___ Data for the task ___
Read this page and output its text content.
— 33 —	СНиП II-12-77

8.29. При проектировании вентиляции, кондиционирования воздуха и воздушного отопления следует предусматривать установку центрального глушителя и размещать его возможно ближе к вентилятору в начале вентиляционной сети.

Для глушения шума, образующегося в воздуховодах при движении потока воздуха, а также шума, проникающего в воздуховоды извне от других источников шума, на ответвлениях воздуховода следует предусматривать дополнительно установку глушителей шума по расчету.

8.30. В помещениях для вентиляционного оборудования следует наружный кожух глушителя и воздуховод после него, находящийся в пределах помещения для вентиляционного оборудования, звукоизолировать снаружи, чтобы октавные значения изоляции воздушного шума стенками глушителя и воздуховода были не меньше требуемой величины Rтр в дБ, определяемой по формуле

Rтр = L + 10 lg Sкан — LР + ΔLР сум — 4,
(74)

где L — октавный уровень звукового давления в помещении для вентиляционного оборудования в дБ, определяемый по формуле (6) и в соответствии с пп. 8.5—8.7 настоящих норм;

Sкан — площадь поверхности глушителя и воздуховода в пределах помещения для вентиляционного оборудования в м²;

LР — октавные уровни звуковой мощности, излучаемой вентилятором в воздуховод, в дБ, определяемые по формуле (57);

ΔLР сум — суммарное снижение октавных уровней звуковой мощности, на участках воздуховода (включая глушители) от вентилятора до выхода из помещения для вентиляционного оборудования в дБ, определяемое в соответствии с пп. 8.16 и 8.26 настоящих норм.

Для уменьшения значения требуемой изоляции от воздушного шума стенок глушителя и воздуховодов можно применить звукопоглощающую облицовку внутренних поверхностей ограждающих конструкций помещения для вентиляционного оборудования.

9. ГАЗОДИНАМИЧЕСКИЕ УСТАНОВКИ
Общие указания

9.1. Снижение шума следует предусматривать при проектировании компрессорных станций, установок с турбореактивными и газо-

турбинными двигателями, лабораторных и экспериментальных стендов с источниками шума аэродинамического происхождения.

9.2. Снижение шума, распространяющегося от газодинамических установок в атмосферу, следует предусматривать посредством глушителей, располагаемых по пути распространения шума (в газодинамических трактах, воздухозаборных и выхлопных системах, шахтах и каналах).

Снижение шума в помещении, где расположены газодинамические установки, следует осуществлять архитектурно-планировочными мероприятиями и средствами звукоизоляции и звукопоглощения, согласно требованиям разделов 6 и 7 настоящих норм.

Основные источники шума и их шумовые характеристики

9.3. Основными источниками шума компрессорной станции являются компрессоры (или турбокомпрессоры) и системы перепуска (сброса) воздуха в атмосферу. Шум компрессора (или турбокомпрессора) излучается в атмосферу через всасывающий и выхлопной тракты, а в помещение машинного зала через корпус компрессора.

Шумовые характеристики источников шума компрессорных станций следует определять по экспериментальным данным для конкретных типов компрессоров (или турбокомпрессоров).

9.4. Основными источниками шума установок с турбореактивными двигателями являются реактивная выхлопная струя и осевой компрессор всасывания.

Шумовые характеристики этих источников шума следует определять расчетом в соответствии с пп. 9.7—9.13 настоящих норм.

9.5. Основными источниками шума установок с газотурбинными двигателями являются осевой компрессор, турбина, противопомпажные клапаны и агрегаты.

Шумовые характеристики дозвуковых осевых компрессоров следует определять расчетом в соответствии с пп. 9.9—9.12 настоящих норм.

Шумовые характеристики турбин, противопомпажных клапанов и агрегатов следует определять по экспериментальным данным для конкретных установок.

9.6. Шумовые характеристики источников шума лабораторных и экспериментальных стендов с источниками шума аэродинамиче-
___
Aim
Scan the material line by line and report each one that contains "станций".

Answer to the exercise
9.1. Снижение шума следует предусматривать при проектировании компрессорных станций, установок с турбореактивными и газо-
Шумовые характеристики источников шума компрессорных станций следует определять по экспериментальным данным для конкретных типов компрессоров (или турбокомпрессоров).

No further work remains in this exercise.